Extract every line that contains the string "biexponential".

○ ○ ○ ○ ○

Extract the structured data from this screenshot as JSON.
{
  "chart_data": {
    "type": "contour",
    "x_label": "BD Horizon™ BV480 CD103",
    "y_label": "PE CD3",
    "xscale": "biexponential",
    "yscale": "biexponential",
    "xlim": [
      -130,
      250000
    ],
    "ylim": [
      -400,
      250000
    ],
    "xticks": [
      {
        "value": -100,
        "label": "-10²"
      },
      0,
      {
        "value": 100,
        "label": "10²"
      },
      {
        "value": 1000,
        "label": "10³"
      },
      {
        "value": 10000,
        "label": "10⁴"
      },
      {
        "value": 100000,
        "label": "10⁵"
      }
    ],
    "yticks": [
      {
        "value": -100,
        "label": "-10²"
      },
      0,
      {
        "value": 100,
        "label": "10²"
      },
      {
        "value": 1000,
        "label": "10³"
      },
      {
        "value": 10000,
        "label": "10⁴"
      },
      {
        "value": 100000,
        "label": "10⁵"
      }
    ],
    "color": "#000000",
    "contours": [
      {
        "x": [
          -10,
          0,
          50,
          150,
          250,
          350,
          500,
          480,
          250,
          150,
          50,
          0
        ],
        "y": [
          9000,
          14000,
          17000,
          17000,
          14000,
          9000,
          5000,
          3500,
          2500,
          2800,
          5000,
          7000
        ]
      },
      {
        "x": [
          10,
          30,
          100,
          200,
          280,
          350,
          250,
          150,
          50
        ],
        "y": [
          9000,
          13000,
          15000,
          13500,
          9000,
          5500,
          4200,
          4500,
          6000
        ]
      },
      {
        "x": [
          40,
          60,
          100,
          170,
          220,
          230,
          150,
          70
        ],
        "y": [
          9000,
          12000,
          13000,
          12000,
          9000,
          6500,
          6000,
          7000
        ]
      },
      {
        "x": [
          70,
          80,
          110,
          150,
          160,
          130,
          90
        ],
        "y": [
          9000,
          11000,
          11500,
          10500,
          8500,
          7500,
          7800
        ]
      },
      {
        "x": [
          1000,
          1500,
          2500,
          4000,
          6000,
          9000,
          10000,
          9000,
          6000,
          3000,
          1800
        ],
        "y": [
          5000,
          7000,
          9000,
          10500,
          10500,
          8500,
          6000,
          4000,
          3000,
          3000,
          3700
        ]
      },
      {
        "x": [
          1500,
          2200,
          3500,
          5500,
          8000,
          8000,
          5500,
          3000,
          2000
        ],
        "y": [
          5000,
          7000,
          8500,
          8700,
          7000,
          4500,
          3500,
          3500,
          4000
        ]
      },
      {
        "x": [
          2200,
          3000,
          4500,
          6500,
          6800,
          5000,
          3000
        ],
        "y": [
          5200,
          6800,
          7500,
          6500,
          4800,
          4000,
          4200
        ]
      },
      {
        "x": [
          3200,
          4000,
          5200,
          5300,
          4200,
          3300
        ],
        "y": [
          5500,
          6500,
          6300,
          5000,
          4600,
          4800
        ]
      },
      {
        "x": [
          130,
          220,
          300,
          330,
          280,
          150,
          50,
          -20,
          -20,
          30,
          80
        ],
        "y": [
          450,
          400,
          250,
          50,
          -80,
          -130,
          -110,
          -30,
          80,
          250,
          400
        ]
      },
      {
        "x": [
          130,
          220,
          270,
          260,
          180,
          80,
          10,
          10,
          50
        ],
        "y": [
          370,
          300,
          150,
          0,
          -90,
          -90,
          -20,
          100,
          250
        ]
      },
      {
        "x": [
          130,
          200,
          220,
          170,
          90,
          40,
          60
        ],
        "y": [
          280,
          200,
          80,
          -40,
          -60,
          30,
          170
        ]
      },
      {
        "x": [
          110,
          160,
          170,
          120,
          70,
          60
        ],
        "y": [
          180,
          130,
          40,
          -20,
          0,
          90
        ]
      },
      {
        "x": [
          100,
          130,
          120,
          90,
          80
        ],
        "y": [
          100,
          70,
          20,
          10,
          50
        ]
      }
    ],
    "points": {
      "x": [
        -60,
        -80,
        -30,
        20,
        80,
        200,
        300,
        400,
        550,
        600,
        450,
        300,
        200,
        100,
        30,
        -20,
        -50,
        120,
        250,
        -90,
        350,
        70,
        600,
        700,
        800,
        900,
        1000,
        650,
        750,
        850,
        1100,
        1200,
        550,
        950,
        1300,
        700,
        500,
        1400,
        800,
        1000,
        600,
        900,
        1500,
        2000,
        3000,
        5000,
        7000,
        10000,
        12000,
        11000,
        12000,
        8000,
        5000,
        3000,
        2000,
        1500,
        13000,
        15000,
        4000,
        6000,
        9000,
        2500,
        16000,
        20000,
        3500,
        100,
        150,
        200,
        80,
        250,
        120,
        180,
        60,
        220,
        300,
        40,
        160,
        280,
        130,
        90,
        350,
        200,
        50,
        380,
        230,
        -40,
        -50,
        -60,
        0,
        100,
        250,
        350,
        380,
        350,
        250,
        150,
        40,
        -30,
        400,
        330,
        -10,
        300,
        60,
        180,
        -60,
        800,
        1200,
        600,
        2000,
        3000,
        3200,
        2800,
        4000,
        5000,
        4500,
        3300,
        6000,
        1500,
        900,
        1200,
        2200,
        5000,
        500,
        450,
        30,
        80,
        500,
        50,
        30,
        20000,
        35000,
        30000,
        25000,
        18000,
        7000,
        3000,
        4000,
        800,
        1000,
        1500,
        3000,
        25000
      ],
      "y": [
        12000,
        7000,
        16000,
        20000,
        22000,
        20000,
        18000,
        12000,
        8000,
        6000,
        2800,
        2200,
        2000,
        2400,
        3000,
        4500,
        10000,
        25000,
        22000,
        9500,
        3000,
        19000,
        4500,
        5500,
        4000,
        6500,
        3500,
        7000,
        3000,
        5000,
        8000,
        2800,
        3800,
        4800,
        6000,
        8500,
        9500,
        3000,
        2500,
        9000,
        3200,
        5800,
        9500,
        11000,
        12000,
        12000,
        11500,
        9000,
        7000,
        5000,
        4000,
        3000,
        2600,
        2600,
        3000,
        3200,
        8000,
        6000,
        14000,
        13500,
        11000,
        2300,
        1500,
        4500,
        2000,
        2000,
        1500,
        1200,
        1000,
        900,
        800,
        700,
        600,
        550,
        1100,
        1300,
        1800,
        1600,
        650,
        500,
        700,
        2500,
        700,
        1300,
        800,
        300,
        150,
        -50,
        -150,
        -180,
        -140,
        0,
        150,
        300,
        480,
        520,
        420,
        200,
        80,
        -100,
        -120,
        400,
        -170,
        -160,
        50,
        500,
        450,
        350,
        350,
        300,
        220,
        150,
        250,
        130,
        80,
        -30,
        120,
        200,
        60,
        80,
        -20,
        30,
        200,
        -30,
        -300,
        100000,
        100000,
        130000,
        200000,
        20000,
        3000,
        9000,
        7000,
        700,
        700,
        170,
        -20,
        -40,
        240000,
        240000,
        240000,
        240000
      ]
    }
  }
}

○ ○ ○ ○ ○

> [RESULT FOR THIS TASK]
    "xscale": "biexponential",
    "yscale": "biexponential",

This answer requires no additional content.